■ Exercise aim: Lines below containing the word "that" should be copied out.

■ Given entries:
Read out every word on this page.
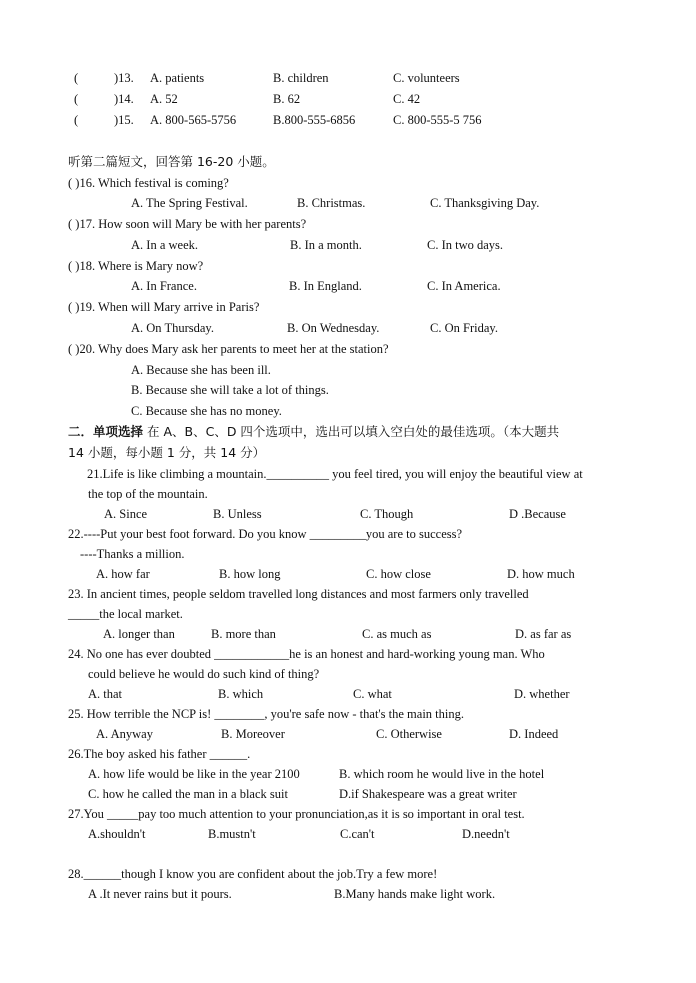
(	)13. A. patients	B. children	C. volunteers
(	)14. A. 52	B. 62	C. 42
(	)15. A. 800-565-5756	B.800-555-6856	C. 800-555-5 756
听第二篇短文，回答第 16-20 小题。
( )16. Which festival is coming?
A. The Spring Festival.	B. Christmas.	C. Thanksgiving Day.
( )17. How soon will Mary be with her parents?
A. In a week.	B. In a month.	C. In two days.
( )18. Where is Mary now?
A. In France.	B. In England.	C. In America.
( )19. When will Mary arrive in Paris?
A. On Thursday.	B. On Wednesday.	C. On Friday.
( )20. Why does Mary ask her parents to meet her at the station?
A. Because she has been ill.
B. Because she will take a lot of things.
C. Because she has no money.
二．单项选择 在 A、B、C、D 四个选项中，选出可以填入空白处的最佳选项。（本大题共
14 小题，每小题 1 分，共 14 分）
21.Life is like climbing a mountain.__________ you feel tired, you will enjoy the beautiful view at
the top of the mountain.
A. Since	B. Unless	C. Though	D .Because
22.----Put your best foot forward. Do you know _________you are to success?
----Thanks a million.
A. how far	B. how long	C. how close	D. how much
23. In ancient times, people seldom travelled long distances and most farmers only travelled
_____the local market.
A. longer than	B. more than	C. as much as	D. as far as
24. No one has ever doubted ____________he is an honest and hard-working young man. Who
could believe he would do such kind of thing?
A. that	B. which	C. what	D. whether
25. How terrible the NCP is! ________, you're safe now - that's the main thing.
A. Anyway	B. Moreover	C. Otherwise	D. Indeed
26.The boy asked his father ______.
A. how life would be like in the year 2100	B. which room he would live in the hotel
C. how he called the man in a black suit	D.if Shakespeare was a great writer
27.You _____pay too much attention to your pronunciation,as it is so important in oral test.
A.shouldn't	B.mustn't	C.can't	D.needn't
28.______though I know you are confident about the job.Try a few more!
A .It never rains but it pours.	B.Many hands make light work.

■ Answer to the problem:
A. that	B. which	C. what	D. whether
25. How terrible the NCP is! ________, you're safe now - that's the main thing.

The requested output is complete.